Where a line holds "ylabel", copy it.

** BEGIN **

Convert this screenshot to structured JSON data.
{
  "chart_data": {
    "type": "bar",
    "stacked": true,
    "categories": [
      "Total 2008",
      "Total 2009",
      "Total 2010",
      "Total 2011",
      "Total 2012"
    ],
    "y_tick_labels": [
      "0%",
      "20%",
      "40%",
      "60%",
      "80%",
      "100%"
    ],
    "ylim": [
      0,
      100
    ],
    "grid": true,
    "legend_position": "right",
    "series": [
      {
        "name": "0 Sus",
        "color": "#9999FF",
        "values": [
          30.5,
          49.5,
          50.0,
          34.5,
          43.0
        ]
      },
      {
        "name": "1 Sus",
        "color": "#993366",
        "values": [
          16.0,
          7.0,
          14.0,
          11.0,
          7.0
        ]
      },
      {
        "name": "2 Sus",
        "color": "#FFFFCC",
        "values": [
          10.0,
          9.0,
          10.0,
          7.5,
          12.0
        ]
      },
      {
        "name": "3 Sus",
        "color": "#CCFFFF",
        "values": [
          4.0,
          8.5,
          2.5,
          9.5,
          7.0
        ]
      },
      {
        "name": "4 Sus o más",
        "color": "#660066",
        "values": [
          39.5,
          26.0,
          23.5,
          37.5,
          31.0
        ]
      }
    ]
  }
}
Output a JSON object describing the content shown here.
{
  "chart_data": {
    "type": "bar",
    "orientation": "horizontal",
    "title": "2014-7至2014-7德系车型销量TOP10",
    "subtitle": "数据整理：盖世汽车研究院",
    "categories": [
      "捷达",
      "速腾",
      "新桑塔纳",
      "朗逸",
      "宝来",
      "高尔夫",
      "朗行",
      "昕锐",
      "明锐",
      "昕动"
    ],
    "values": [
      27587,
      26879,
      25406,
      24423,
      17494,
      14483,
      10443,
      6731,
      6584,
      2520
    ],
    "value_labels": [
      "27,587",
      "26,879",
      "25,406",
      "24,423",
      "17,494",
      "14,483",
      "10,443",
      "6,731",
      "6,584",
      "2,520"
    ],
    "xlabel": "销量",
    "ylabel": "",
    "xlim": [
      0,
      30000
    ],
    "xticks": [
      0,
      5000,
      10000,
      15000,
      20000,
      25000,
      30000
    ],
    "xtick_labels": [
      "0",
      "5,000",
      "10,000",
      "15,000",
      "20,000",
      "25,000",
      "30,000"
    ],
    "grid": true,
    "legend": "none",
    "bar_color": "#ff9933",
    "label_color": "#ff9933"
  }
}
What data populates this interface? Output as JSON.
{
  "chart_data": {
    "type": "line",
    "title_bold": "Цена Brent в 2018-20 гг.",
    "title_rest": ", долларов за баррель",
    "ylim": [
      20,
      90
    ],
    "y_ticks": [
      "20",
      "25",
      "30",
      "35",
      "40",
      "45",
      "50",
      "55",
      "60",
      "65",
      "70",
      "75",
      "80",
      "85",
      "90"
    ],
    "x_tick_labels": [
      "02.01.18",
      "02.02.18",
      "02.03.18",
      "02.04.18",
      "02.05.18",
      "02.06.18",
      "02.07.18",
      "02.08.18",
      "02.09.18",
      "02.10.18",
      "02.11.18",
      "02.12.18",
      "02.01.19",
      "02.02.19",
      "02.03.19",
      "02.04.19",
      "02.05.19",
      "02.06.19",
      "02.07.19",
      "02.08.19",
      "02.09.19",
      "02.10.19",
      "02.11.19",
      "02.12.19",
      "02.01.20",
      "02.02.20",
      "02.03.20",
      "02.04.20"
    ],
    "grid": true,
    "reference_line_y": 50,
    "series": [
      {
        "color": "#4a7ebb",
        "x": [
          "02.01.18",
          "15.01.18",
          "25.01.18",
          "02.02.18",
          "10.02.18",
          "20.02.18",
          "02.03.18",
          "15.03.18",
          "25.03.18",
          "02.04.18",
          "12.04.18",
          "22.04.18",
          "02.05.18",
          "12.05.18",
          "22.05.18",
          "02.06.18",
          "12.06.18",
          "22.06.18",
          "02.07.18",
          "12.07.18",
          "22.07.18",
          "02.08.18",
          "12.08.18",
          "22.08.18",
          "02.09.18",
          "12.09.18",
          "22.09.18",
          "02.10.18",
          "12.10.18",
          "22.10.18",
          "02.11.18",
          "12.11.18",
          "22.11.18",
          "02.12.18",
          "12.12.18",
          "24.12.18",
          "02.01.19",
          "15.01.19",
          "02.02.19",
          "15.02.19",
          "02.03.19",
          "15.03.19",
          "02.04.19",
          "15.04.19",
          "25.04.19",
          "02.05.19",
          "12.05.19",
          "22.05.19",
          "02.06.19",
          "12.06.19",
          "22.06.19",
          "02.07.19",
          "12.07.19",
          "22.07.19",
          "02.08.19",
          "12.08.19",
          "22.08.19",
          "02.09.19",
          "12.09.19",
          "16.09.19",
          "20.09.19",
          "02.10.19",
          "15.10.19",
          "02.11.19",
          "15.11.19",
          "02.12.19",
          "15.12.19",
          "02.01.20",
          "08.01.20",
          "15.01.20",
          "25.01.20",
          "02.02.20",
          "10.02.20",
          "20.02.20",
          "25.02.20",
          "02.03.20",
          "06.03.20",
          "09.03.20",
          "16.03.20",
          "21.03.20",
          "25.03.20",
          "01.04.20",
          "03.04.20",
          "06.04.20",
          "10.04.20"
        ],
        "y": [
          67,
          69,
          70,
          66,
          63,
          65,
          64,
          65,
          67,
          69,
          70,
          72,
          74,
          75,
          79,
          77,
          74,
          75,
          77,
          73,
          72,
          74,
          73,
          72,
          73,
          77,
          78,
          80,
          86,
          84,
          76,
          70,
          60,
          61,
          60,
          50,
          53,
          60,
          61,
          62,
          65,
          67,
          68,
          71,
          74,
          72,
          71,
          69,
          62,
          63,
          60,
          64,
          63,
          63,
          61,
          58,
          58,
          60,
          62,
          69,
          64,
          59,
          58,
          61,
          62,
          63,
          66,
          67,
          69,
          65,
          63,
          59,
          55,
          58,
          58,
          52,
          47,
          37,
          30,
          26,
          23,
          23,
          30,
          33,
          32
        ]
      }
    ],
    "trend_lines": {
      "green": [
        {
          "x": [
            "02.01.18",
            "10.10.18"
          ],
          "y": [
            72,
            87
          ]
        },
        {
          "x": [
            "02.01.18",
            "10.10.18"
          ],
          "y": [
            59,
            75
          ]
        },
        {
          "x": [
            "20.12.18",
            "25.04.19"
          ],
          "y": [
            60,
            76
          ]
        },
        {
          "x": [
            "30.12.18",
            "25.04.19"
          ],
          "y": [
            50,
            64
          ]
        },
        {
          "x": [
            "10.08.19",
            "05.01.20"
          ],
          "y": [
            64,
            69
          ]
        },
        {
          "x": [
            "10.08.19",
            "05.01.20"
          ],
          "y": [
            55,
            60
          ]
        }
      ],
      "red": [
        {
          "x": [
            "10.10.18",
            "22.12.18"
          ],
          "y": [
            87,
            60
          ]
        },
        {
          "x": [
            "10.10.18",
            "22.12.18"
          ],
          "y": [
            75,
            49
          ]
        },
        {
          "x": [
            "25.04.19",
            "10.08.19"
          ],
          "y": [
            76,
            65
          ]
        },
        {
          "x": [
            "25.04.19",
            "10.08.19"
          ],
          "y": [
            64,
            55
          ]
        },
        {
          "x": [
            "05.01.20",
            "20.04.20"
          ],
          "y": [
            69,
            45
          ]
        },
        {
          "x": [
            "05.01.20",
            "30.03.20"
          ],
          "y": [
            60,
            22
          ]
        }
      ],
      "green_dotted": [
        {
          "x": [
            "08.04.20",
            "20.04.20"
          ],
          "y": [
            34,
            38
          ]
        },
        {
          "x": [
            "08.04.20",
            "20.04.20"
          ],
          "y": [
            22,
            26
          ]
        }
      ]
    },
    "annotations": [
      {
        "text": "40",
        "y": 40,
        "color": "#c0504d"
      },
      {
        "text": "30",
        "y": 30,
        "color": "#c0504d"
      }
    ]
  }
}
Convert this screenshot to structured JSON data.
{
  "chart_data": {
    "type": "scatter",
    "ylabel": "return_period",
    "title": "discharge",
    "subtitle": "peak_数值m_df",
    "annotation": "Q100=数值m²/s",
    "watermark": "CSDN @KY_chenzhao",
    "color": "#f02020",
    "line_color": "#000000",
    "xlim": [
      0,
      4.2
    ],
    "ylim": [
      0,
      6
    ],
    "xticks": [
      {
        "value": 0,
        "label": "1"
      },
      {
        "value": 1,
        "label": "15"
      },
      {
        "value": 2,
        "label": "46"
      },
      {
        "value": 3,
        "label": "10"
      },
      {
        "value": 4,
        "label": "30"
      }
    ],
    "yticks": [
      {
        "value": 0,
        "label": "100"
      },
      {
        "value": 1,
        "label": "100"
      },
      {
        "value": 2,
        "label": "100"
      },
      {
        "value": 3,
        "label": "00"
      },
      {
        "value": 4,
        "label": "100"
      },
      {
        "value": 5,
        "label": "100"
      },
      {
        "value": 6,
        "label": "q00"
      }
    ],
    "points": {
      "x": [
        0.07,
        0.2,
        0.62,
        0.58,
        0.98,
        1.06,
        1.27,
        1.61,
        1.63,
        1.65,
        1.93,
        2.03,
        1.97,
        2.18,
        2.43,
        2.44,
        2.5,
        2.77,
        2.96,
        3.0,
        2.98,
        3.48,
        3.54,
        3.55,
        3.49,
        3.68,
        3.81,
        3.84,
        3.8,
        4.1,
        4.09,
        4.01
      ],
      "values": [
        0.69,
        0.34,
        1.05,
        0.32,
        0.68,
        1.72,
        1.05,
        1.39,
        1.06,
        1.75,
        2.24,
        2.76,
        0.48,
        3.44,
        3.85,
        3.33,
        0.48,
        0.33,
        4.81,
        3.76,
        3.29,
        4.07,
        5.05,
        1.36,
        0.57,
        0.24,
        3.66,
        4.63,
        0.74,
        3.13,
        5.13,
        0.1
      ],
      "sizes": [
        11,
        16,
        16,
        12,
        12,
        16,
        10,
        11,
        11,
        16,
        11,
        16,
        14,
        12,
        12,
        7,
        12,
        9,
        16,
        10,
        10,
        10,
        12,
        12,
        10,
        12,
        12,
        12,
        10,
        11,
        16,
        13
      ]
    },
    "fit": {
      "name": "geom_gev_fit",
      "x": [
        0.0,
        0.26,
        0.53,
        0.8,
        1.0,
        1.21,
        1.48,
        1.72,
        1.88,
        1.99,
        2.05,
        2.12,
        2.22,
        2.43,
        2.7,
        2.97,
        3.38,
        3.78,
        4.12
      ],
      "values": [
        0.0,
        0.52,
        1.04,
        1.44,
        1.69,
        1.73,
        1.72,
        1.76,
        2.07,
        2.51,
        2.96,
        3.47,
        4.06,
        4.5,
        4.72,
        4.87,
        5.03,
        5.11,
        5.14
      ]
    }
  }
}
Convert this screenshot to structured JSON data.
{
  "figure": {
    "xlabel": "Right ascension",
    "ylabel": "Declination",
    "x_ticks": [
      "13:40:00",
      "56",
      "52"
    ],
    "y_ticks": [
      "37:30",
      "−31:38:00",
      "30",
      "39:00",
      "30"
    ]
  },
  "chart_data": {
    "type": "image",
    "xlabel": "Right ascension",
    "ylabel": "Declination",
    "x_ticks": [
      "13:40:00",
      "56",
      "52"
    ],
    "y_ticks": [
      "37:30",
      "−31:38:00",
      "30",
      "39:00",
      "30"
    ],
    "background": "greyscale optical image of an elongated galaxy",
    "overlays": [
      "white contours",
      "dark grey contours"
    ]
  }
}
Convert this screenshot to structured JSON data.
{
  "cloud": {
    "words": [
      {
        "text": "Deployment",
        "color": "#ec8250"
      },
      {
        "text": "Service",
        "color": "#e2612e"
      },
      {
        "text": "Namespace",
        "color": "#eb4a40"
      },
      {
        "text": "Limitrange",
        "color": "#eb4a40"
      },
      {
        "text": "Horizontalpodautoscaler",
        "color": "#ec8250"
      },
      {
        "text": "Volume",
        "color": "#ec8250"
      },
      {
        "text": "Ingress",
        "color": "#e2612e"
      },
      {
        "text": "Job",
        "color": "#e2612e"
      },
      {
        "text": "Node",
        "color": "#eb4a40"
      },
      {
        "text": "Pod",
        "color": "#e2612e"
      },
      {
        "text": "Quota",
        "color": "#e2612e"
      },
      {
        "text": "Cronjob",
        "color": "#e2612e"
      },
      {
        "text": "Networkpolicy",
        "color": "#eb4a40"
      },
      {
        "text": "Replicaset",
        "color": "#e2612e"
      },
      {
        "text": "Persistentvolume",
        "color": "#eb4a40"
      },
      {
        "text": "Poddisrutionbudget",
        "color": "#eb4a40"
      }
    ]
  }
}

** END **

◆ Response
    "ylabel": "",
    "ylabel": "return_period",
    "ylabel": "Declination",
    "ylabel": "Declination",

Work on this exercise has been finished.